◆ OBJECTIVE: Without omitting anything, return the records precisely as given.

Excerpt from a dataset:

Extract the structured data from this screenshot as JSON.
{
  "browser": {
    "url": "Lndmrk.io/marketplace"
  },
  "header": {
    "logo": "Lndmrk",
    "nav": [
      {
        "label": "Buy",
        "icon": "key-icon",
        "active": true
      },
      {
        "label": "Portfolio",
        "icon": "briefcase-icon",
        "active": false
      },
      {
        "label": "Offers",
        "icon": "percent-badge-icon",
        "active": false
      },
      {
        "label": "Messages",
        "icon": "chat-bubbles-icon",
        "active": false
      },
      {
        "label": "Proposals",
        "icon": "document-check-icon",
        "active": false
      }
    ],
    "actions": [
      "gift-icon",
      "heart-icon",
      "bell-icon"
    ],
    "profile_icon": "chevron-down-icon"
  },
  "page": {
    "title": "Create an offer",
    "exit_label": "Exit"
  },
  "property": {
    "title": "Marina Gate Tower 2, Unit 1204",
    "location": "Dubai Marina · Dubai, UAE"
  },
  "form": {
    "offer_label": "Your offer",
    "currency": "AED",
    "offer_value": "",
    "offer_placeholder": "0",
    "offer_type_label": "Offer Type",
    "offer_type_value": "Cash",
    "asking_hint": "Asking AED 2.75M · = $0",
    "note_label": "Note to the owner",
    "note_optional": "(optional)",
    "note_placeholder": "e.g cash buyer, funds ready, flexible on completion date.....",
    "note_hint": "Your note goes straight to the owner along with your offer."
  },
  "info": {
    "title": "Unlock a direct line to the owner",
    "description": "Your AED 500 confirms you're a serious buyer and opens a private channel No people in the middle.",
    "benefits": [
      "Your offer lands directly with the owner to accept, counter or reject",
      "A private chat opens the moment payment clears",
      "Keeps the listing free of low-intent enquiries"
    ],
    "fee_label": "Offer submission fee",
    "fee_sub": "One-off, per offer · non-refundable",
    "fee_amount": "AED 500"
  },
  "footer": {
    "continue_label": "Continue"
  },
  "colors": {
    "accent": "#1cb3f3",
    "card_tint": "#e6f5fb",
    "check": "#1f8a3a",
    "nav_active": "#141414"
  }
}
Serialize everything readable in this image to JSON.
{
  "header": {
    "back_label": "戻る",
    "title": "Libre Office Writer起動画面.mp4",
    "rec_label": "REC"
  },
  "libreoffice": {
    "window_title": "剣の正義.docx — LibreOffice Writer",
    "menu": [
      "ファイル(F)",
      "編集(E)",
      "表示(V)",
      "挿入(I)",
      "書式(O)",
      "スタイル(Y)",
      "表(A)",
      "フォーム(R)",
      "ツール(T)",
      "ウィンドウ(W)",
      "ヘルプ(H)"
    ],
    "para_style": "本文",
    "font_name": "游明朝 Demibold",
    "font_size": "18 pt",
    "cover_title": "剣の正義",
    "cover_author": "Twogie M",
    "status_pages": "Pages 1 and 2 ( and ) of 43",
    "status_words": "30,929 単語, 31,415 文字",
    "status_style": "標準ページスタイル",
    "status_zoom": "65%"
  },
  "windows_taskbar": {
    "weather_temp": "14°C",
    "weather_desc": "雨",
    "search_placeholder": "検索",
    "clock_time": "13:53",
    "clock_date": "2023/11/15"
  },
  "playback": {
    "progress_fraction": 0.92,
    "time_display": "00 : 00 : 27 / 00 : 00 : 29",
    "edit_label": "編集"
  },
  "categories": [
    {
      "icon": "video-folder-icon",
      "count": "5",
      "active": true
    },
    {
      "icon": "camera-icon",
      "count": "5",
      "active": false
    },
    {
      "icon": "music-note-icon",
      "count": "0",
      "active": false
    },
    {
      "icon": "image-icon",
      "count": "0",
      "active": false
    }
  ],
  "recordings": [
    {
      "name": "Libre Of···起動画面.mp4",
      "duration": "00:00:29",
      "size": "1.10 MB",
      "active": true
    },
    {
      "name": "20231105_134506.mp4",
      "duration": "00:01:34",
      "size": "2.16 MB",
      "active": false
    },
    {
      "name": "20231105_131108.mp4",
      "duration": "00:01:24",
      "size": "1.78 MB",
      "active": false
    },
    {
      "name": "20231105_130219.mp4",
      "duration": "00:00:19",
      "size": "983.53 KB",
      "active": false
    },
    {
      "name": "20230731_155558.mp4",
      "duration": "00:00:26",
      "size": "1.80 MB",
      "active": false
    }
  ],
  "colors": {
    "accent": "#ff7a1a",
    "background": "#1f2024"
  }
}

◆ SOLUTION TO THE PROBLEM:
Extract the structured data from this screenshot as JSON.
{
  "browser": {
    "url": "Lndmrk.io/marketplace"
  },
  "header": {
    "logo": "Lndmrk",
    "nav": [
      {
        "label": "Buy",
        "icon": "key-icon",
        "active": true
      },
      {
        "label": "Portfolio",
        "icon": "briefcase-icon",
        "active": false
      },
      {
        "label": "Offers",
        "icon": "percent-badge-icon",
        "active": false
      },
      {
        "label": "Messages",
        "icon": "chat-bubbles-icon",
        "active": false
      },
      {
        "label": "Proposals",
        "icon": "document-check-icon",
        "active": false
      }
    ],
    "actions": [
      "gift-icon",
      "heart-icon",
      "bell-icon"
    ],
    "profile_icon": "chevron-down-icon"
  },
  "page": {
    "title": "Create an offer",
    "exit_label": "Exit"
  },
  "property": {
    "title": "Marina Gate Tower 2, Unit 1204",
    "location": "Dubai Marina · Dubai, UAE"
  },
  "form": {
    "offer_label": "Your offer",
    "currency": "AED",
    "offer_value": "",
    "offer_placeholder": "0",
    "offer_type_label": "Offer Type",
    "offer_type_value": "Cash",
    "asking_hint": "Asking AED 2.75M · = $0",
    "note_label": "Note to the owner",
    "note_optional": "(optional)",
    "note_placeholder": "e.g cash buyer, funds ready, flexible on completion date.....",
    "note_hint": "Your note goes straight to the owner along with your offer."
  },
  "info": {
    "title": "Unlock a direct line to the owner",
    "description": "Your AED 500 confirms you're a serious buyer and opens a private channel No people in the middle.",
    "benefits": [
      "Your offer lands directly with the owner to accept, counter or reject",
      "A private chat opens the moment payment clears",
      "Keeps the listing free of low-intent enquiries"
    ],
    "fee_label": "Offer submission fee",
    "fee_sub": "One-off, per offer · non-refundable",
    "fee_amount": "AED 500"
  },
  "footer": {
    "continue_label": "Continue"
  },
  "colors": {
    "accent": "#1cb3f3",
    "card_tint": "#e6f5fb",
    "check": "#1f8a3a",
    "nav_active": "#141414"
  }
}
Serialize everything readable in this image to JSON.
{
  "header": {
    "back_label": "戻る",
    "title": "Libre Office Writer起動画面.mp4",
    "rec_label": "REC"
  },
  "libreoffice": {
    "window_title": "剣の正義.docx — LibreOffice Writer",
    "menu": [
      "ファイル(F)",
      "編集(E)",
      "表示(V)",
      "挿入(I)",
      "書式(O)",
      "スタイル(Y)",
      "表(A)",
      "フォーム(R)",
      "ツール(T)",
      "ウィンドウ(W)",
      "ヘルプ(H)"
    ],
    "para_style": "本文",
    "font_name": "游明朝 Demibold",
    "font_size": "18 pt",
    "cover_title": "剣の正義",
    "cover_author": "Twogie M",
    "status_pages": "Pages 1 and 2 ( and ) of 43",
    "status_words": "30,929 単語, 31,415 文字",
    "status_style": "標準ページスタイル",
    "status_zoom": "65%"
  },
  "windows_taskbar": {
    "weather_temp": "14°C",
    "weather_desc": "雨",
    "search_placeholder": "検索",
    "clock_time": "13:53",
    "clock_date": "2023/11/15"
  },
  "playback": {
    "progress_fraction": 0.92,
    "time_display": "00 : 00 : 27 / 00 : 00 : 29",
    "edit_label": "編集"
  },
  "categories": [
    {
      "icon": "video-folder-icon",
      "count": "5",
      "active": true
    },
    {
      "icon": "camera-icon",
      "count": "5",
      "active": false
    },
    {
      "icon": "music-note-icon",
      "count": "0",
      "active": false
    },
    {
      "icon": "image-icon",
      "count": "0",
      "active": false
    }
  ],
  "recordings": [
    {
      "name": "Libre Of···起動画面.mp4",
      "duration": "00:00:29",
      "size": "1.10 MB",
      "active": true
    },
    {
      "name": "20231105_134506.mp4",
      "duration": "00:01:34",
      "size": "2.16 MB",
      "active": false
    },
    {
      "name": "20231105_131108.mp4",
      "duration": "00:01:24",
      "size": "1.78 MB",
      "active": false
    },
    {
      "name": "20231105_130219.mp4",
      "duration": "00:00:19",
      "size": "983.53 KB",
      "active": false
    },
    {
      "name": "20230731_155558.mp4",
      "duration": "00:00:26",
      "size": "1.80 MB",
      "active": false
    }
  ],
  "colors": {
    "accent": "#ff7a1a",
    "background": "#1f2024"
  }
}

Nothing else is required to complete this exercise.